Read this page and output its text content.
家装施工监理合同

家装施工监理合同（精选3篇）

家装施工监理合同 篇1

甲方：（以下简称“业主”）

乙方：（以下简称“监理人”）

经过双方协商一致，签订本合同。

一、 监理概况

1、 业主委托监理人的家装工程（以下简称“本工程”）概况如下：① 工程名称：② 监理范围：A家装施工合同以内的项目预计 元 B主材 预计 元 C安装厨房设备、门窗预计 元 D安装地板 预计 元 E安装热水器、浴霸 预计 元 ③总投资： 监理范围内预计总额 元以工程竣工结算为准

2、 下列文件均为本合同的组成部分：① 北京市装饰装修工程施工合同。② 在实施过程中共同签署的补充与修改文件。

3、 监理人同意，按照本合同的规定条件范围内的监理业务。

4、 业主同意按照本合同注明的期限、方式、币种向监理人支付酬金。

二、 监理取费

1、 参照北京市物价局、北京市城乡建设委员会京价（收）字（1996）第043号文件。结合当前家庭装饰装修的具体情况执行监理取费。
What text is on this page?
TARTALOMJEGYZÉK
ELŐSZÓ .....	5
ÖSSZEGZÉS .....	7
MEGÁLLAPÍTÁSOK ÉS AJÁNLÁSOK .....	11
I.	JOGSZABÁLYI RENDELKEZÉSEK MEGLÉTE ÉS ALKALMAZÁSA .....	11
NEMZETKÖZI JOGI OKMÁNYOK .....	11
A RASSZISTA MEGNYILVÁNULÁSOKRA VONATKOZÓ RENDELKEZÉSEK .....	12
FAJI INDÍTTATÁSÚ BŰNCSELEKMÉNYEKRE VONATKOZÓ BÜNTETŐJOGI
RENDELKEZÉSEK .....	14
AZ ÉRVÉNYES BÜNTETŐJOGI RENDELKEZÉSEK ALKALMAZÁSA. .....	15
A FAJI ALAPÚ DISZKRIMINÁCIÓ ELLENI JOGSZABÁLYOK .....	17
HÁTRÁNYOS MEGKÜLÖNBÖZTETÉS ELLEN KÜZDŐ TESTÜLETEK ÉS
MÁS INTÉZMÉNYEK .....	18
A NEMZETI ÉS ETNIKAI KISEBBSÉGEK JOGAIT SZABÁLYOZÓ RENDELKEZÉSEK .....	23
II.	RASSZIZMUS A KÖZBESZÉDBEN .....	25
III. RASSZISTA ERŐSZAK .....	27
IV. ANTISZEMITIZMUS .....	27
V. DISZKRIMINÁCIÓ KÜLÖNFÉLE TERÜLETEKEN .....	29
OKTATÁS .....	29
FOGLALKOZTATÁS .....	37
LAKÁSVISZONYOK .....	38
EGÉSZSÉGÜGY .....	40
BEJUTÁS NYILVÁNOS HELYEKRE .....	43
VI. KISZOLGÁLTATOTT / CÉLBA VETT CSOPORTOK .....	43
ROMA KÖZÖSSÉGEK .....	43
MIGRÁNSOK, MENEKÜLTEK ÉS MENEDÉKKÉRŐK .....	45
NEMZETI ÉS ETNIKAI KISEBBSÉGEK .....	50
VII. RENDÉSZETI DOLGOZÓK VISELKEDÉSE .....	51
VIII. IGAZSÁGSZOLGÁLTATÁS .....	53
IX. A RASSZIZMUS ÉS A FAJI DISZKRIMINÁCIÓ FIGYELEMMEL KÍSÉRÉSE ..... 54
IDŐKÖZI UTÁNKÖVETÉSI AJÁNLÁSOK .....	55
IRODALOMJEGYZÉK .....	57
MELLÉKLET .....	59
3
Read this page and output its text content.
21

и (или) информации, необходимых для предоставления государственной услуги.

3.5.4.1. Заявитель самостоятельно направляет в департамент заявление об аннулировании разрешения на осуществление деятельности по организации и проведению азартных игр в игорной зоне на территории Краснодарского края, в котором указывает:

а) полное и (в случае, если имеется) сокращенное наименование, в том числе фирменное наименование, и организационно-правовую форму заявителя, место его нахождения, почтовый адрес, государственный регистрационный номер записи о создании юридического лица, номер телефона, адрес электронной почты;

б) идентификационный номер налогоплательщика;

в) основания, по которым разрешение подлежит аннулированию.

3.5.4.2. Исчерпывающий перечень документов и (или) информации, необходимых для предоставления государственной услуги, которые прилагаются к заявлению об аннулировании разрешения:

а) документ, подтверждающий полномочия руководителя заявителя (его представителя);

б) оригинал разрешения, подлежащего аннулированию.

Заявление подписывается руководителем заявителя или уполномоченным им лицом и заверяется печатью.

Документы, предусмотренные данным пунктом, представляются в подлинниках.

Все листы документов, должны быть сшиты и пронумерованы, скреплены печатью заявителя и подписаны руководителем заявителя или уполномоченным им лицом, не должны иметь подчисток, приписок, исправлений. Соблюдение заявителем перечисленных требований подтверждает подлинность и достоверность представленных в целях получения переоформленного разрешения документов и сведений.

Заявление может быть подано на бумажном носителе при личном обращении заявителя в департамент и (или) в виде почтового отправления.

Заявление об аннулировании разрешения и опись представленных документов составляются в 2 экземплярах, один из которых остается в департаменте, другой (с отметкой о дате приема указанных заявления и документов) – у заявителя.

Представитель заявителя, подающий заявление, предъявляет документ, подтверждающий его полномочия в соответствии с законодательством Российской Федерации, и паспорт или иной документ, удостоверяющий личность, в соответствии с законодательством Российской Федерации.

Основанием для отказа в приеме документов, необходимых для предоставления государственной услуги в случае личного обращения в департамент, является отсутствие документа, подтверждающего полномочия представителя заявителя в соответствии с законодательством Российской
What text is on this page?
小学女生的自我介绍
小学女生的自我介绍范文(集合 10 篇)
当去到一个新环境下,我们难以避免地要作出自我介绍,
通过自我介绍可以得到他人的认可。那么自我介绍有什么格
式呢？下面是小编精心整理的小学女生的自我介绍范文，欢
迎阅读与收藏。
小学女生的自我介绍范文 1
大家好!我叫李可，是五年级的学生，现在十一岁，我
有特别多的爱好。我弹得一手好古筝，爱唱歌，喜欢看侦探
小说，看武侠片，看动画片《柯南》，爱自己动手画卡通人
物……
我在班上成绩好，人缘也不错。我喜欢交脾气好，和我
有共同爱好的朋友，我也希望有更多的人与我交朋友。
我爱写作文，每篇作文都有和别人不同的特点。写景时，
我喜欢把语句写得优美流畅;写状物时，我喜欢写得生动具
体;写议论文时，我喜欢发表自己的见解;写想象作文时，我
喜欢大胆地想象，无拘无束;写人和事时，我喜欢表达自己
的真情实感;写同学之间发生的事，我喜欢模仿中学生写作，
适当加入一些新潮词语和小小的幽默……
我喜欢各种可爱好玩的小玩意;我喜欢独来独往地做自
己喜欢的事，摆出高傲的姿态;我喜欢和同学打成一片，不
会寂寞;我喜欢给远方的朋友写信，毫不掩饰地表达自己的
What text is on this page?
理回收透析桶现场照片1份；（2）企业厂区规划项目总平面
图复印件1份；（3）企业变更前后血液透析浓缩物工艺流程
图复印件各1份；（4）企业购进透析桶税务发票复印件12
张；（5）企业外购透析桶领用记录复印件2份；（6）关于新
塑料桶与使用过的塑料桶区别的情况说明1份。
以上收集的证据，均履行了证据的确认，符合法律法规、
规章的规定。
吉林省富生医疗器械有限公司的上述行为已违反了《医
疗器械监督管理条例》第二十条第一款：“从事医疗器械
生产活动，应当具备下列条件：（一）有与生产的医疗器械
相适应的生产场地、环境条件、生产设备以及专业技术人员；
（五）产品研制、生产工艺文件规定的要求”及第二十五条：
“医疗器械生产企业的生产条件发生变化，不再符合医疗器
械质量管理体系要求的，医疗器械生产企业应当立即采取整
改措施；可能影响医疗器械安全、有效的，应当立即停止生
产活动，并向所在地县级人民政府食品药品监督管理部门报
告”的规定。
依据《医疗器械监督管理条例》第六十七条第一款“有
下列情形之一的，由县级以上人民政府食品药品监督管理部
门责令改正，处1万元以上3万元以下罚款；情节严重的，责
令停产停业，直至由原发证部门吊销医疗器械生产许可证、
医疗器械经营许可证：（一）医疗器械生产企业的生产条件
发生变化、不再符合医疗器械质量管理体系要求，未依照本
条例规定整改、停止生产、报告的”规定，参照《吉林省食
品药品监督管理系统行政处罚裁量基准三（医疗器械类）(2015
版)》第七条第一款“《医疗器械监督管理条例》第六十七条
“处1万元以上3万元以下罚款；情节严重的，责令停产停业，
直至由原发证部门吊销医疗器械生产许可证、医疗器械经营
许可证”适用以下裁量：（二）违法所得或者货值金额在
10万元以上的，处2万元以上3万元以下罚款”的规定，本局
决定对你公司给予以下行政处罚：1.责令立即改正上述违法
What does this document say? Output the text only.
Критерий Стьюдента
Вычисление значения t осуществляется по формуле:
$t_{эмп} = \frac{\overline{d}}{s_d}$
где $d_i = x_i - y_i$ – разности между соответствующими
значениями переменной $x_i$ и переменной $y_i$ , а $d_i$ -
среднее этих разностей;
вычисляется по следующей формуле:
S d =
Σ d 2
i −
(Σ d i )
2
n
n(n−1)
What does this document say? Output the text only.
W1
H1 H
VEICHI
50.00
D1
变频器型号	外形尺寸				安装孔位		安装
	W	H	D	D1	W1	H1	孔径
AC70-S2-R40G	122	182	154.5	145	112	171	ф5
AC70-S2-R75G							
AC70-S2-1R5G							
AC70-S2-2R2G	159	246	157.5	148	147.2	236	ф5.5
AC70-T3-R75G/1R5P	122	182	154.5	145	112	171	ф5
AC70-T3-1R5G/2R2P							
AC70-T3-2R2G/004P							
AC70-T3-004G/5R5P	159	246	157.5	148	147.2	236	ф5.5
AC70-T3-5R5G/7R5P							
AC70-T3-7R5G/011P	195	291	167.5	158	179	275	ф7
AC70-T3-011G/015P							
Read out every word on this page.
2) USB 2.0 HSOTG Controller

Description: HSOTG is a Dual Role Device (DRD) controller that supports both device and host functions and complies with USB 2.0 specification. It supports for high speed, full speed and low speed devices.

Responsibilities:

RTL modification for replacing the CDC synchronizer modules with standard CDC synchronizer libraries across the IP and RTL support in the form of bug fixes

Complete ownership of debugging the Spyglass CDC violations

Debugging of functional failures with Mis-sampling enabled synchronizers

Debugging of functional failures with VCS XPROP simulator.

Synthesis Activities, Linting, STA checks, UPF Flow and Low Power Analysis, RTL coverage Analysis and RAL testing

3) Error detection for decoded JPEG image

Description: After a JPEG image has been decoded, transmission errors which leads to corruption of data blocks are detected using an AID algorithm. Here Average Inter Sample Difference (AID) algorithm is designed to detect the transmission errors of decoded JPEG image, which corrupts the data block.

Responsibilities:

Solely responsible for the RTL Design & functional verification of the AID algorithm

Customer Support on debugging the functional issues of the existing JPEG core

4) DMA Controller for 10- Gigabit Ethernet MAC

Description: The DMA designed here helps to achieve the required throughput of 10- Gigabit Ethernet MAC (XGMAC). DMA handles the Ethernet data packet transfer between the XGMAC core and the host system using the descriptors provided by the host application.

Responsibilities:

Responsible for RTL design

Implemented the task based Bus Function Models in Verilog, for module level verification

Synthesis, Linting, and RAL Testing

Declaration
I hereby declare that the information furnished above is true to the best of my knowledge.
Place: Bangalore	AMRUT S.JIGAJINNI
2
—————
WHAT NEEDS TO BE DONE: Pull out all lines in the data above that include "KISEBBSÉGEK".

COMPLETED EXERCISE:
A NEMZETI ÉS ETNIKAI KISEBBSÉGEK JOGAIT SZABÁLYOZÓ RENDELKEZÉSEK .....	23
NEMZETI ÉS ETNIKAI KISEBBSÉGEK .....	50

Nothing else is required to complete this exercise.